* **Problem details**: Return every record exactly as written.

+ + + + + + +

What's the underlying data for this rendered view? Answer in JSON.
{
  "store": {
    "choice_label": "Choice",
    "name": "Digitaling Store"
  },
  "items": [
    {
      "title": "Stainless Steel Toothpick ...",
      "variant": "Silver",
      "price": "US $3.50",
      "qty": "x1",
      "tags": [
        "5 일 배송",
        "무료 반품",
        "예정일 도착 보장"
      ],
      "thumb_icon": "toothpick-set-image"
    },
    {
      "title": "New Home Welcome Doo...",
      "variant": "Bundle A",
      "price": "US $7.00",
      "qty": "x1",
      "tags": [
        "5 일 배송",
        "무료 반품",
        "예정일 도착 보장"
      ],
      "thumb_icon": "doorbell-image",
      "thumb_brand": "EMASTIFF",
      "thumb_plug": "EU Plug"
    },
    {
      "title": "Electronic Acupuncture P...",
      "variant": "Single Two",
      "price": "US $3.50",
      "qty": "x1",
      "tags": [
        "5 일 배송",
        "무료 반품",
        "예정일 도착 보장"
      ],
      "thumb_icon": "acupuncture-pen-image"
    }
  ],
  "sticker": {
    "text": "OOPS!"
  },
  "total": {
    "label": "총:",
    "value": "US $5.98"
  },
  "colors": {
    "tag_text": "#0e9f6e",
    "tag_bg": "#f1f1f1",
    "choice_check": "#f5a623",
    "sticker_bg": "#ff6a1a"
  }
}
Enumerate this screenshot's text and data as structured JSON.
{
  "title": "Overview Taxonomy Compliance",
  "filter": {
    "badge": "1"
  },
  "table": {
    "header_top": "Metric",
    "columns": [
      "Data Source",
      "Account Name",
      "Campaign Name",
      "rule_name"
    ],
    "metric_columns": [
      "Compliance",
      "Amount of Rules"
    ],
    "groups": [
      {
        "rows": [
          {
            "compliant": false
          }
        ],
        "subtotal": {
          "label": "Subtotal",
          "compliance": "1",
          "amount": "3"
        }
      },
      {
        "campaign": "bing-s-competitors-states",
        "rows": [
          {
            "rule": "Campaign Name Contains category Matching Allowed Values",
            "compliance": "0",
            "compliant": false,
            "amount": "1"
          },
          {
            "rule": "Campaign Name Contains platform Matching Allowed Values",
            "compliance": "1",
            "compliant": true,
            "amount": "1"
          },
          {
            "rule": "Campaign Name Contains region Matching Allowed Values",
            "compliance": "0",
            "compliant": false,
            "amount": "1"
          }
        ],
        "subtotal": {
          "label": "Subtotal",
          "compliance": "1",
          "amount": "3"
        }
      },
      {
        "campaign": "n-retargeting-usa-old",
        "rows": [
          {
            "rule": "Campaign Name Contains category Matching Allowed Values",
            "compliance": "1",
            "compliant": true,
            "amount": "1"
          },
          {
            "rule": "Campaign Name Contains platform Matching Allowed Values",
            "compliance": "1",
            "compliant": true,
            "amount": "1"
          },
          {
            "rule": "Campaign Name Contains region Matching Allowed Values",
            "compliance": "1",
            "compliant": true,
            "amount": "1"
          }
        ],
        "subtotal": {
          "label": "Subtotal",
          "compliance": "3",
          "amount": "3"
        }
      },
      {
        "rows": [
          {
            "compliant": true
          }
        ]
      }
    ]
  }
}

+ + + + + + +

* **Result for this exercise**:
What's the underlying data for this rendered view? Answer in JSON.
{
  "store": {
    "choice_label": "Choice",
    "name": "Digitaling Store"
  },
  "items": [
    {
      "title": "Stainless Steel Toothpick ...",
      "variant": "Silver",
      "price": "US $3.50",
      "qty": "x1",
      "tags": [
        "5 일 배송",
        "무료 반품",
        "예정일 도착 보장"
      ],
      "thumb_icon": "toothpick-set-image"
    },
    {
      "title": "New Home Welcome Doo...",
      "variant": "Bundle A",
      "price": "US $7.00",
      "qty": "x1",
      "tags": [
        "5 일 배송",
        "무료 반품",
        "예정일 도착 보장"
      ],
      "thumb_icon": "doorbell-image",
      "thumb_brand": "EMASTIFF",
      "thumb_plug": "EU Plug"
    },
    {
      "title": "Electronic Acupuncture P...",
      "variant": "Single Two",
      "price": "US $3.50",
      "qty": "x1",
      "tags": [
        "5 일 배송",
        "무료 반품",
        "예정일 도착 보장"
      ],
      "thumb_icon": "acupuncture-pen-image"
    }
  ],
  "sticker": {
    "text": "OOPS!"
  },
  "total": {
    "label": "총:",
    "value": "US $5.98"
  },
  "colors": {
    "tag_text": "#0e9f6e",
    "tag_bg": "#f1f1f1",
    "choice_check": "#f5a623",
    "sticker_bg": "#ff6a1a"
  }
}
Enumerate this screenshot's text and data as structured JSON.
{
  "title": "Overview Taxonomy Compliance",
  "filter": {
    "badge": "1"
  },
  "table": {
    "header_top": "Metric",
    "columns": [
      "Data Source",
      "Account Name",
      "Campaign Name",
      "rule_name"
    ],
    "metric_columns": [
      "Compliance",
      "Amount of Rules"
    ],
    "groups": [
      {
        "rows": [
          {
            "compliant": false
          }
        ],
        "subtotal": {
          "label": "Subtotal",
          "compliance": "1",
          "amount": "3"
        }
      },
      {
        "campaign": "bing-s-competitors-states",
        "rows": [
          {
            "rule": "Campaign Name Contains category Matching Allowed Values",
            "compliance": "0",
            "compliant": false,
            "amount": "1"
          },
          {
            "rule": "Campaign Name Contains platform Matching Allowed Values",
            "compliance": "1",
            "compliant": true,
            "amount": "1"
          },
          {
            "rule": "Campaign Name Contains region Matching Allowed Values",
            "compliance": "0",
            "compliant": false,
            "amount": "1"
          }
        ],
        "subtotal": {
          "label": "Subtotal",
          "compliance": "1",
          "amount": "3"
        }
      },
      {
        "campaign": "n-retargeting-usa-old",
        "rows": [
          {
            "rule": "Campaign Name Contains category Matching Allowed Values",
            "compliance": "1",
            "compliant": true,
            "amount": "1"
          },
          {
            "rule": "Campaign Name Contains platform Matching Allowed Values",
            "compliance": "1",
            "compliant": true,
            "amount": "1"
          },
          {
            "rule": "Campaign Name Contains region Matching Allowed Values",
            "compliance": "1",
            "compliant": true,
            "amount": "1"
          }
        ],
        "subtotal": {
          "label": "Subtotal",
          "compliance": "3",
          "amount": "3"
        }
      },
      {
        "rows": [
          {
            "compliant": true
          }
        ]
      }
    ]
  }
}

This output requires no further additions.